━━━ DATA PROVIDED ━━━
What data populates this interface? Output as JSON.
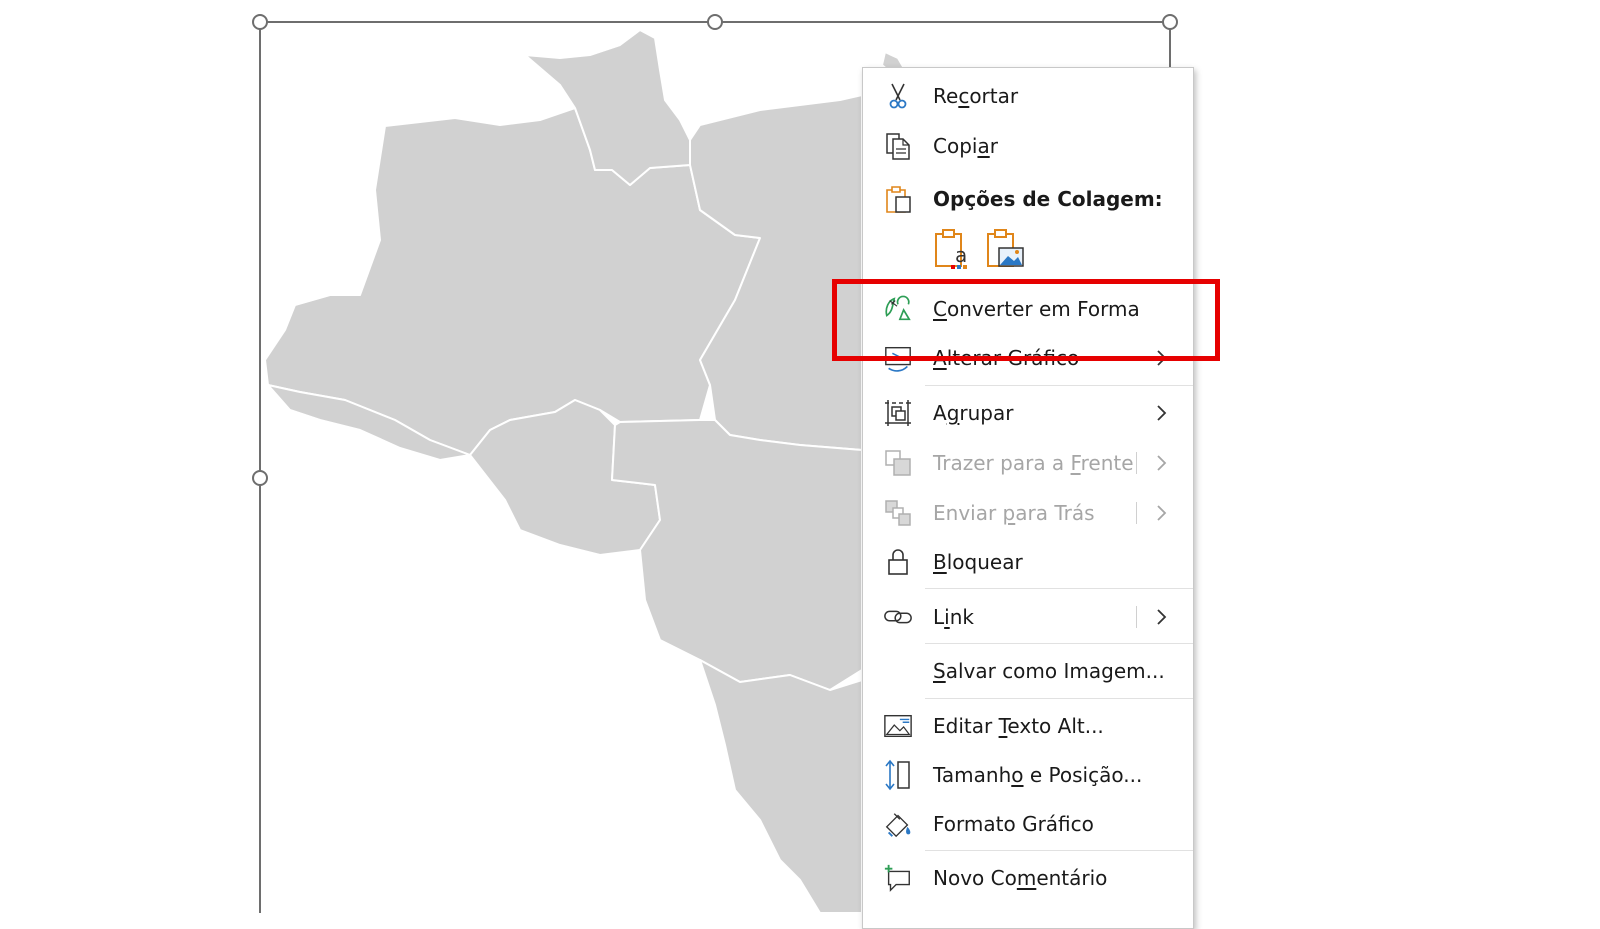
{
  "context_menu": {
    "items": [
      {
        "id": "recortar",
        "pre": "Re",
        "key": "c",
        "post": "ortar",
        "icon": "scissors-icon"
      },
      {
        "id": "copiar",
        "pre": "Copi",
        "key": "a",
        "post": "r",
        "icon": "copy-icon"
      },
      {
        "id": "paste-options",
        "pre": "",
        "key": "",
        "post": "Opções de Colagem:",
        "icon": "clipboard-icon"
      },
      {
        "id": "converter",
        "pre": "",
        "key": "C",
        "post": "onverter em Forma",
        "icon": "convert-to-shape-icon"
      },
      {
        "id": "alterar",
        "pre": "",
        "key": "A",
        "post": "lterar Gráfico",
        "icon": "change-graphic-icon"
      },
      {
        "id": "agrupar",
        "pre": "A",
        "key": "g",
        "post": "rupar",
        "icon": "group-icon"
      },
      {
        "id": "trazer",
        "pre": "Trazer para a ",
        "key": "F",
        "post": "rente",
        "icon": "bring-to-front-icon"
      },
      {
        "id": "enviar",
        "pre": "Enviar ",
        "key": "p",
        "post": "ara Trás",
        "icon": "send-to-back-icon"
      },
      {
        "id": "bloquear",
        "pre": "",
        "key": "B",
        "post": "loquear",
        "icon": "lock-icon"
      },
      {
        "id": "link",
        "pre": "L",
        "key": "i",
        "post": "nk",
        "icon": "link-icon"
      },
      {
        "id": "salvar",
        "pre": "",
        "key": "S",
        "post": "alvar como Imagem...",
        "icon": ""
      },
      {
        "id": "editar",
        "pre": "Editar ",
        "key": "T",
        "post": "exto Alt...",
        "icon": "alt-text-icon"
      },
      {
        "id": "tamanho",
        "pre": "Tamanh",
        "key": "o",
        "post": " e Posição...",
        "icon": "size-position-icon"
      },
      {
        "id": "formato",
        "pre": "Formato Gráfico",
        "key": "",
        "post": "",
        "icon": "format-graphic-icon"
      },
      {
        "id": "comentario",
        "pre": "Novo Co",
        "key": "m",
        "post": "entário",
        "icon": "new-comment-icon"
      }
    ],
    "paste_buttons": [
      {
        "id": "keep-text",
        "icon": "paste-text-icon"
      },
      {
        "id": "as-picture",
        "icon": "paste-picture-icon"
      }
    ]
  },
  "colors": {
    "map_fill": "#d1d1d1",
    "map_border": "#ffffff",
    "highlight": "#e60000",
    "selection": "#6e6e6e",
    "icon_blue": "#2b78c5",
    "icon_orange": "#e0861a",
    "icon_green": "#2e9e56",
    "disabled_text": "#a6a6a6"
  }
}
━━━
THE REQUEST ▸
Would you set down the listing exactly, omitting pictures?

WRITTEN RESPONSE ▸
What data populates this interface? Output as JSON.
{
  "context_menu": {
    "items": [
      {
        "id": "recortar",
        "pre": "Re",
        "key": "c",
        "post": "ortar",
        "icon": "scissors-icon"
      },
      {
        "id": "copiar",
        "pre": "Copi",
        "key": "a",
        "post": "r",
        "icon": "copy-icon"
      },
      {
        "id": "paste-options",
        "pre": "",
        "key": "",
        "post": "Opções de Colagem:",
        "icon": "clipboard-icon"
      },
      {
        "id": "converter",
        "pre": "",
        "key": "C",
        "post": "onverter em Forma",
        "icon": "convert-to-shape-icon"
      },
      {
        "id": "alterar",
        "pre": "",
        "key": "A",
        "post": "lterar Gráfico",
        "icon": "change-graphic-icon"
      },
      {
        "id": "agrupar",
        "pre": "A",
        "key": "g",
        "post": "rupar",
        "icon": "group-icon"
      },
      {
        "id": "trazer",
        "pre": "Trazer para a ",
        "key": "F",
        "post": "rente",
        "icon": "bring-to-front-icon"
      },
      {
        "id": "enviar",
        "pre": "Enviar ",
        "key": "p",
        "post": "ara Trás",
        "icon": "send-to-back-icon"
      },
      {
        "id": "bloquear",
        "pre": "",
        "key": "B",
        "post": "loquear",
        "icon": "lock-icon"
      },
      {
        "id": "link",
        "pre": "L",
        "key": "i",
        "post": "nk",
        "icon": "link-icon"
      },
      {
        "id": "salvar",
        "pre": "",
        "key": "S",
        "post": "alvar como Imagem...",
        "icon": ""
      },
      {
        "id": "editar",
        "pre": "Editar ",
        "key": "T",
        "post": "exto Alt...",
        "icon": "alt-text-icon"
      },
      {
        "id": "tamanho",
        "pre": "Tamanh",
        "key": "o",
        "post": " e Posição...",
        "icon": "size-position-icon"
      },
      {
        "id": "formato",
        "pre": "Formato Gráfico",
        "key": "",
        "post": "",
        "icon": "format-graphic-icon"
      },
      {
        "id": "comentario",
        "pre": "Novo Co",
        "key": "m",
        "post": "entário",
        "icon": "new-comment-icon"
      }
    ],
    "paste_buttons": [
      {
        "id": "keep-text",
        "icon": "paste-text-icon"
      },
      {
        "id": "as-picture",
        "icon": "paste-picture-icon"
      }
    ]
  },
  "colors": {
    "map_fill": "#d1d1d1",
    "map_border": "#ffffff",
    "highlight": "#e60000",
    "selection": "#6e6e6e",
    "icon_blue": "#2b78c5",
    "icon_orange": "#e0861a",
    "icon_green": "#2e9e56",
    "disabled_text": "#a6a6a6"
  }
}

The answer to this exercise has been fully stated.